**DIRECTIVE**
Copy out all the data, word for word.
**** MATERIAL FOR THIS EXERCISE
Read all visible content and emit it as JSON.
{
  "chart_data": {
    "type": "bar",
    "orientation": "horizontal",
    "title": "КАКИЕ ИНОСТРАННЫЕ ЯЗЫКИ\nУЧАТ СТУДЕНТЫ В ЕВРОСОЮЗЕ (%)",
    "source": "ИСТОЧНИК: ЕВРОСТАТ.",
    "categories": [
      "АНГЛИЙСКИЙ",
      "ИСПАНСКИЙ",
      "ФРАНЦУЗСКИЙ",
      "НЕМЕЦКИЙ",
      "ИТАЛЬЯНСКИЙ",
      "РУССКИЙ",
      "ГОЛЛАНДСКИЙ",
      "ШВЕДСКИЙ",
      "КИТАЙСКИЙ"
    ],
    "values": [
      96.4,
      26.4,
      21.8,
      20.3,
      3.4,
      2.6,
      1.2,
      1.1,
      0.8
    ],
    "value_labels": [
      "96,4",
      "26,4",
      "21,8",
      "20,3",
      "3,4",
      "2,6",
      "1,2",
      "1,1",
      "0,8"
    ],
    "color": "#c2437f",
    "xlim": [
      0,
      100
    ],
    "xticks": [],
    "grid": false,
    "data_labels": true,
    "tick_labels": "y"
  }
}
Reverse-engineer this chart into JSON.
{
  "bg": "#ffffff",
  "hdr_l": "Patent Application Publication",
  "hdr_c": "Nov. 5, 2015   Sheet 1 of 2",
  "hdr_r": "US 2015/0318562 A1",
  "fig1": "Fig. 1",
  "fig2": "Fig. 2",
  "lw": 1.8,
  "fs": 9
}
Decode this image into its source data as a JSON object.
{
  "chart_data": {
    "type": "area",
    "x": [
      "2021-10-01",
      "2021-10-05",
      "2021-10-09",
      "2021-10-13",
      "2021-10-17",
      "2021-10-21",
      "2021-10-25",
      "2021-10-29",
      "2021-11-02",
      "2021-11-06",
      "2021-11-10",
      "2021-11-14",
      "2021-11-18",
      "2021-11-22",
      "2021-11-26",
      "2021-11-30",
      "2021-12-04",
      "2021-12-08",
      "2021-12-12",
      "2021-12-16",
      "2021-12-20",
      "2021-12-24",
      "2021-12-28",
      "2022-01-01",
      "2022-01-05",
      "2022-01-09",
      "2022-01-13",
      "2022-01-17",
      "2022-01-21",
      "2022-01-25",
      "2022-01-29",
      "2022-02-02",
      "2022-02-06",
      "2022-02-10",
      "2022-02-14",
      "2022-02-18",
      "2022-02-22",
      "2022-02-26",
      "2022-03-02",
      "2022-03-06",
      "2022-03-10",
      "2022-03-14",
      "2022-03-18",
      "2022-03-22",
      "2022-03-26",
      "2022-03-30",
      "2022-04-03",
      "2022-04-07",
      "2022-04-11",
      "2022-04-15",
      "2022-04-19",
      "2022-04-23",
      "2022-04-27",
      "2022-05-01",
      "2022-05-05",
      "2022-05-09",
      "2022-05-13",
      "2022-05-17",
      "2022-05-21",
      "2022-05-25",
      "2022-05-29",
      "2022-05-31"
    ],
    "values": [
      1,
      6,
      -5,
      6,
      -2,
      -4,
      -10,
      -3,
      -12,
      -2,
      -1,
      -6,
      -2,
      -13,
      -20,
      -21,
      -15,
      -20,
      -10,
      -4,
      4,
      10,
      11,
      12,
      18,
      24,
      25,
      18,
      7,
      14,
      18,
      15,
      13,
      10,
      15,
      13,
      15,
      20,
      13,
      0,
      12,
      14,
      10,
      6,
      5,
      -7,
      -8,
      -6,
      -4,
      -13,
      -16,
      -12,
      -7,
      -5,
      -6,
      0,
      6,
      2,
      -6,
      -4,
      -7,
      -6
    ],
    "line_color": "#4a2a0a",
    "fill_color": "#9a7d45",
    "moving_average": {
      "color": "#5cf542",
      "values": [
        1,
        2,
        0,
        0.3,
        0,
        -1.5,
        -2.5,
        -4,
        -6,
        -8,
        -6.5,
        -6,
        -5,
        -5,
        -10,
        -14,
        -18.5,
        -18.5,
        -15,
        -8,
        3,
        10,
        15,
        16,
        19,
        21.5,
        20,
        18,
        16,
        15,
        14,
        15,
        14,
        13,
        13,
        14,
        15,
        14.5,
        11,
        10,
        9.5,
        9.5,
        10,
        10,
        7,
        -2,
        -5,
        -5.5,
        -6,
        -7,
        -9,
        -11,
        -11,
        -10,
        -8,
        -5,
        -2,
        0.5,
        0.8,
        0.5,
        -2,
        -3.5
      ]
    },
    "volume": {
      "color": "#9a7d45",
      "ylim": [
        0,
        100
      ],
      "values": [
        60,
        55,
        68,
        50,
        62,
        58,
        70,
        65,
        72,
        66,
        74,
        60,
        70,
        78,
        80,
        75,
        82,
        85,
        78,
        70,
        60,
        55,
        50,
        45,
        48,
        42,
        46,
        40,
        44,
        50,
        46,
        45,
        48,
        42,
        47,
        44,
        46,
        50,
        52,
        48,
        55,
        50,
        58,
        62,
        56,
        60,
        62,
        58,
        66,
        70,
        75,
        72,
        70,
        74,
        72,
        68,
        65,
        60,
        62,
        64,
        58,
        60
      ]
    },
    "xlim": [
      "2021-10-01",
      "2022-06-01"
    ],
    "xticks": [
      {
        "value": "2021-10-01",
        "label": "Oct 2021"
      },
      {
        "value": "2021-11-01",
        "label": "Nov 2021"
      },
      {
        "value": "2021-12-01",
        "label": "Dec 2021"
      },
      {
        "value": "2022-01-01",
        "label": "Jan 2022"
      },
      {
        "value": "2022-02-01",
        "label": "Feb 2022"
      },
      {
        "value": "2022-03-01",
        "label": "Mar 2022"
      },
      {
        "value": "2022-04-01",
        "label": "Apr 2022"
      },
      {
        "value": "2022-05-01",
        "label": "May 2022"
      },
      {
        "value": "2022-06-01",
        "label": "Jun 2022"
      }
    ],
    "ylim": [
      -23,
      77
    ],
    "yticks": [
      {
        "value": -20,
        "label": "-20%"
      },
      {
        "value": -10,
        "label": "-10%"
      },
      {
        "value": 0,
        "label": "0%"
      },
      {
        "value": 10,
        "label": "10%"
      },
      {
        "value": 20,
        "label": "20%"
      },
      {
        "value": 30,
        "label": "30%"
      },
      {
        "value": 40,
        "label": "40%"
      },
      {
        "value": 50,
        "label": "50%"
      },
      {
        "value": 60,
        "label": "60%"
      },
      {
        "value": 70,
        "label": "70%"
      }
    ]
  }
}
********
**PROBLEM SOLUTION**
Read all visible content and emit it as JSON.
{
  "chart_data": {
    "type": "bar",
    "orientation": "horizontal",
    "title": "КАКИЕ ИНОСТРАННЫЕ ЯЗЫКИ\nУЧАТ СТУДЕНТЫ В ЕВРОСОЮЗЕ (%)",
    "source": "ИСТОЧНИК: ЕВРОСТАТ.",
    "categories": [
      "АНГЛИЙСКИЙ",
      "ИСПАНСКИЙ",
      "ФРАНЦУЗСКИЙ",
      "НЕМЕЦКИЙ",
      "ИТАЛЬЯНСКИЙ",
      "РУССКИЙ",
      "ГОЛЛАНДСКИЙ",
      "ШВЕДСКИЙ",
      "КИТАЙСКИЙ"
    ],
    "values": [
      96.4,
      26.4,
      21.8,
      20.3,
      3.4,
      2.6,
      1.2,
      1.1,
      0.8
    ],
    "value_labels": [
      "96,4",
      "26,4",
      "21,8",
      "20,3",
      "3,4",
      "2,6",
      "1,2",
      "1,1",
      "0,8"
    ],
    "color": "#c2437f",
    "xlim": [
      0,
      100
    ],
    "xticks": [],
    "grid": false,
    "data_labels": true,
    "tick_labels": "y"
  }
}
Reverse-engineer this chart into JSON.
{
  "bg": "#ffffff",
  "hdr_l": "Patent Application Publication",
  "hdr_c": "Nov. 5, 2015   Sheet 1 of 2",
  "hdr_r": "US 2015/0318562 A1",
  "fig1": "Fig. 1",
  "fig2": "Fig. 2",
  "lw": 1.8,
  "fs": 9
}
Decode this image into its source data as a JSON object.
{
  "chart_data": {
    "type": "area",
    "x": [
      "2021-10-01",
      "2021-10-05",
      "2021-10-09",
      "2021-10-13",
      "2021-10-17",
      "2021-10-21",
      "2021-10-25",
      "2021-10-29",
      "2021-11-02",
      "2021-11-06",
      "2021-11-10",
      "2021-11-14",
      "2021-11-18",
      "2021-11-22",
      "2021-11-26",
      "2021-11-30",
      "2021-12-04",
      "2021-12-08",
      "2021-12-12",
      "2021-12-16",
      "2021-12-20",
      "2021-12-24",
      "2021-12-28",
      "2022-01-01",
      "2022-01-05",
      "2022-01-09",
      "2022-01-13",
      "2022-01-17",
      "2022-01-21",
      "2022-01-25",
      "2022-01-29",
      "2022-02-02",
      "2022-02-06",
      "2022-02-10",
      "2022-02-14",
      "2022-02-18",
      "2022-02-22",
      "2022-02-26",
      "2022-03-02",
      "2022-03-06",
      "2022-03-10",
      "2022-03-14",
      "2022-03-18",
      "2022-03-22",
      "2022-03-26",
      "2022-03-30",
      "2022-04-03",
      "2022-04-07",
      "2022-04-11",
      "2022-04-15",
      "2022-04-19",
      "2022-04-23",
      "2022-04-27",
      "2022-05-01",
      "2022-05-05",
      "2022-05-09",
      "2022-05-13",
      "2022-05-17",
      "2022-05-21",
      "2022-05-25",
      "2022-05-29",
      "2022-05-31"
    ],
    "values": [
      1,
      6,
      -5,
      6,
      -2,
      -4,
      -10,
      -3,
      -12,
      -2,
      -1,
      -6,
      -2,
      -13,
      -20,
      -21,
      -15,
      -20,
      -10,
      -4,
      4,
      10,
      11,
      12,
      18,
      24,
      25,
      18,
      7,
      14,
      18,
      15,
      13,
      10,
      15,
      13,
      15,
      20,
      13,
      0,
      12,
      14,
      10,
      6,
      5,
      -7,
      -8,
      -6,
      -4,
      -13,
      -16,
      -12,
      -7,
      -5,
      -6,
      0,
      6,
      2,
      -6,
      -4,
      -7,
      -6
    ],
    "line_color": "#4a2a0a",
    "fill_color": "#9a7d45",
    "moving_average": {
      "color": "#5cf542",
      "values": [
        1,
        2,
        0,
        0.3,
        0,
        -1.5,
        -2.5,
        -4,
        -6,
        -8,
        -6.5,
        -6,
        -5,
        -5,
        -10,
        -14,
        -18.5,
        -18.5,
        -15,
        -8,
        3,
        10,
        15,
        16,
        19,
        21.5,
        20,
        18,
        16,
        15,
        14,
        15,
        14,
        13,
        13,
        14,
        15,
        14.5,
        11,
        10,
        9.5,
        9.5,
        10,
        10,
        7,
        -2,
        -5,
        -5.5,
        -6,
        -7,
        -9,
        -11,
        -11,
        -10,
        -8,
        -5,
        -2,
        0.5,
        0.8,
        0.5,
        -2,
        -3.5
      ]
    },
    "volume": {
      "color": "#9a7d45",
      "ylim": [
        0,
        100
      ],
      "values": [
        60,
        55,
        68,
        50,
        62,
        58,
        70,
        65,
        72,
        66,
        74,
        60,
        70,
        78,
        80,
        75,
        82,
        85,
        78,
        70,
        60,
        55,
        50,
        45,
        48,
        42,
        46,
        40,
        44,
        50,
        46,
        45,
        48,
        42,
        47,
        44,
        46,
        50,
        52,
        48,
        55,
        50,
        58,
        62,
        56,
        60,
        62,
        58,
        66,
        70,
        75,
        72,
        70,
        74,
        72,
        68,
        65,
        60,
        62,
        64,
        58,
        60
      ]
    },
    "xlim": [
      "2021-10-01",
      "2022-06-01"
    ],
    "xticks": [
      {
        "value": "2021-10-01",
        "label": "Oct 2021"
      },
      {
        "value": "2021-11-01",
        "label": "Nov 2021"
      },
      {
        "value": "2021-12-01",
        "label": "Dec 2021"
      },
      {
        "value": "2022-01-01",
        "label": "Jan 2022"
      },
      {
        "value": "2022-02-01",
        "label": "Feb 2022"
      },
      {
        "value": "2022-03-01",
        "label": "Mar 2022"
      },
      {
        "value": "2022-04-01",
        "label": "Apr 2022"
      },
      {
        "value": "2022-05-01",
        "label": "May 2022"
      },
      {
        "value": "2022-06-01",
        "label": "Jun 2022"
      }
    ],
    "ylim": [
      -23,
      77
    ],
    "yticks": [
      {
        "value": -20,
        "label": "-20%"
      },
      {
        "value": -10,
        "label": "-10%"
      },
      {
        "value": 0,
        "label": "0%"
      },
      {
        "value": 10,
        "label": "10%"
      },
      {
        "value": 20,
        "label": "20%"
      },
      {
        "value": 30,
        "label": "30%"
      },
      {
        "value": 40,
        "label": "40%"
      },
      {
        "value": 50,
        "label": "50%"
      },
      {
        "value": 60,
        "label": "60%"
      },
      {
        "value": 70,
        "label": "70%"
      }
    ]
  }
}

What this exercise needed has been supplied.